* _What is required_:
Read the records and gather each line that includes "Яйва".
++++++++
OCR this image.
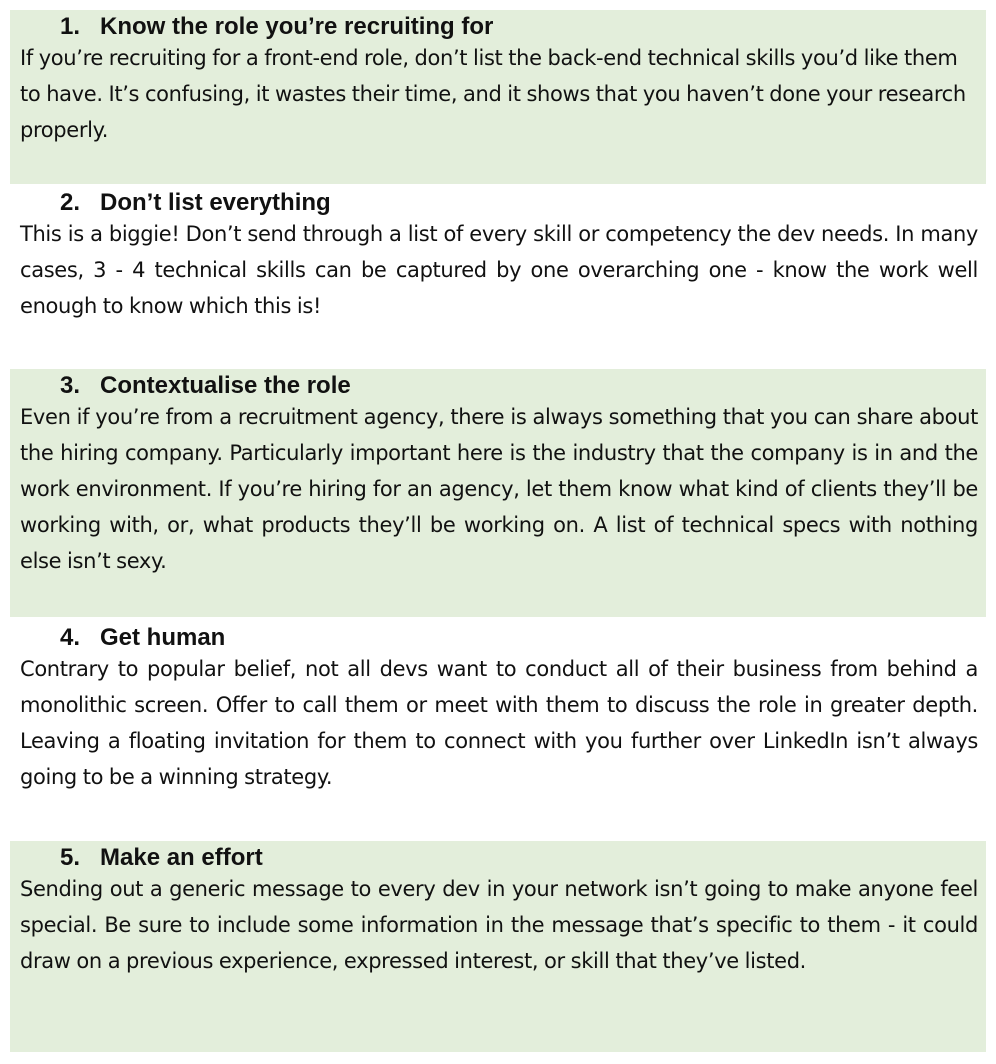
1. Know the role you’re recruiting for

If you’re recruiting for a front-end role, don’t list the back-end technical skills you’d like them to have. It’s confusing, it wastes their time, and it shows that you haven’t done your research properly.

2. Don’t list everything

This is a biggie! Don’t send through a list of every skill or competency the dev needs. In many cases, 3 - 4 technical skills can be captured by one overarching one - know the work well enough to know which this is!

3. Contextualise the role

Even if you’re from a recruitment agency, there is always something that you can share about the hiring company. Particularly important here is the industry that the company is in and the work environment. If you’re hiring for an agency, let them know what kind of clients they’ll be working with, or, what products they’ll be working on. A list of technical specs with nothing else isn’t sexy.

4. Get human

Contrary to popular belief, not all devs want to conduct all of their business from behind a monolithic screen. Offer to call them or meet with them to discuss the role in greater depth. Leaving a floating invitation for them to connect with you further over LinkedIn isn’t always going to be a winning strategy.

5. Make an effort

Sending out a generic message to every dev in your network isn’t going to make anyone feel special. Be sure to include some information in the message that’s specific to them - it could draw on a previous experience, expressed interest, or skill that they’ve listed.
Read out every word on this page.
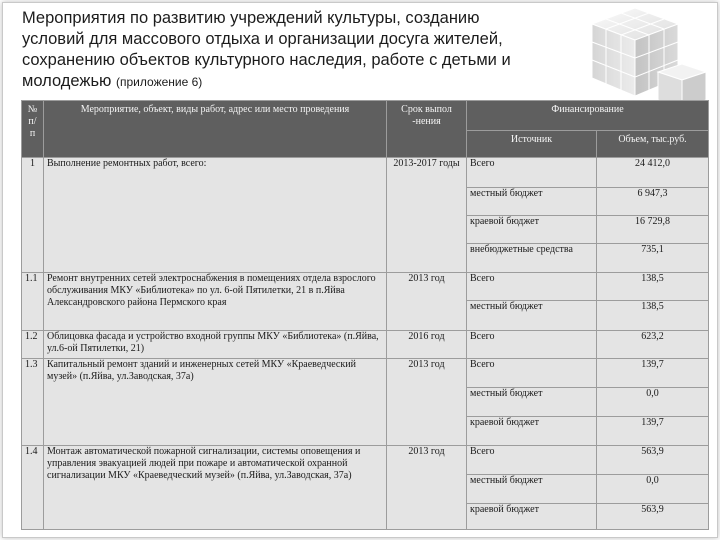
Мероприятия по развитию учреждений культуры, созданию условий для массового отдыха и организации досуга жителей, сохранению объектов культурного наследия, работе с детьми и молодежью (приложение 6)
№ п/ п	Мероприятие, объект, виды работ, адрес или место проведения	Срок выпол -нения	Финансирование	
			Источник	Объем, тыс.руб.
1	Выполнение ремонтных работ, всего:	2013-2017 годы	Всего	24 412,0
			местный бюджет	6 947,3
			краевой бюджет	16 729,8
			внебюджетные средства	735,1
1.1	Ремонт внутренних сетей электроснабжения в помещениях отдела взрослого обслуживания МКУ «Библиотека» по ул. 6-ой Пятилетки, 21 в п.Яйва Александровского района Пермского края	2013 год	Всего	138,5
			местный бюджет	138,5
1.2	Облицовка фасада и устройство входной группы МКУ «Библиотека» (п.Яйва, ул.6-ой Пятилетки, 21)	2016 год	Всего	623,2
1.3	Капитальный ремонт зданий и инженерных сетей МКУ «Краеведческий музей» (п.Яйва, ул.Заводская, 37а)	2013 год	Всего	139,7
			местный бюджет	0,0
			краевой бюджет	139,7
1.4	Монтаж автоматической пожарной сигнализации, системы оповещения и управления эвакуацией людей при пожаре и автоматической охранной сигнализации МКУ «Краеведческий музей» (п.Яйва, ул.Заводская, 37а)	2013 год	Всего	563,9
			местный бюджет	0,0
			краевой бюджет	563,9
++++++++
* _Solution for this task_:
1.1	Ремонт внутренних сетей электроснабжения в помещениях отдела взрослого обслуживания МКУ «Библиотека» по ул. 6-ой Пятилетки, 21 в п.Яйва Александровского района Пермского края	2013 год	Всего	138,5
1.2	Облицовка фасада и устройство входной группы МКУ «Библиотека» (п.Яйва, ул.6-ой Пятилетки, 21)	2016 год	Всего	623,2
1.3	Капитальный ремонт зданий и инженерных сетей МКУ «Краеведческий музей» (п.Яйва, ул.Заводская, 37а)	2013 год	Всего	139,7
1.4	Монтаж автоматической пожарной сигнализации, системы оповещения и управления эвакуацией людей при пожаре и автоматической охранной сигнализации МКУ «Краеведческий музей» (п.Яйва, ул.Заводская, 37а)	2013 год	Всего	563,9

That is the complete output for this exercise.